* _INFORMATION GIVEN_:

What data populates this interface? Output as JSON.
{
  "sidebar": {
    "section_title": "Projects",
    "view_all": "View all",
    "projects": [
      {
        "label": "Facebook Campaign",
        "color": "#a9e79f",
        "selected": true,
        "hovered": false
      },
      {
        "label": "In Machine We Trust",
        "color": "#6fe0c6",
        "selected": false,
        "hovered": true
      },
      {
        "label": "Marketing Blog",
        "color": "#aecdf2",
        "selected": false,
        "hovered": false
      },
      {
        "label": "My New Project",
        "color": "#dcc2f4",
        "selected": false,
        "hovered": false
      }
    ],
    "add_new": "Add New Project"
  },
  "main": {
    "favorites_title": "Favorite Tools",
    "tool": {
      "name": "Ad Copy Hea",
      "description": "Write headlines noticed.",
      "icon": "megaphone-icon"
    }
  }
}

* _EXERCISE_: Transcribe all the entries, keeping each one exactly as it is.

* _SOLUTION BELOW_:
What data populates this interface? Output as JSON.
{
  "sidebar": {
    "section_title": "Projects",
    "view_all": "View all",
    "projects": [
      {
        "label": "Facebook Campaign",
        "color": "#a9e79f",
        "selected": true,
        "hovered": false
      },
      {
        "label": "In Machine We Trust",
        "color": "#6fe0c6",
        "selected": false,
        "hovered": true
      },
      {
        "label": "Marketing Blog",
        "color": "#aecdf2",
        "selected": false,
        "hovered": false
      },
      {
        "label": "My New Project",
        "color": "#dcc2f4",
        "selected": false,
        "hovered": false
      }
    ],
    "add_new": "Add New Project"
  },
  "main": {
    "favorites_title": "Favorite Tools",
    "tool": {
      "name": "Ad Copy Hea",
      "description": "Write headlines noticed.",
      "icon": "megaphone-icon"
    }
  }
}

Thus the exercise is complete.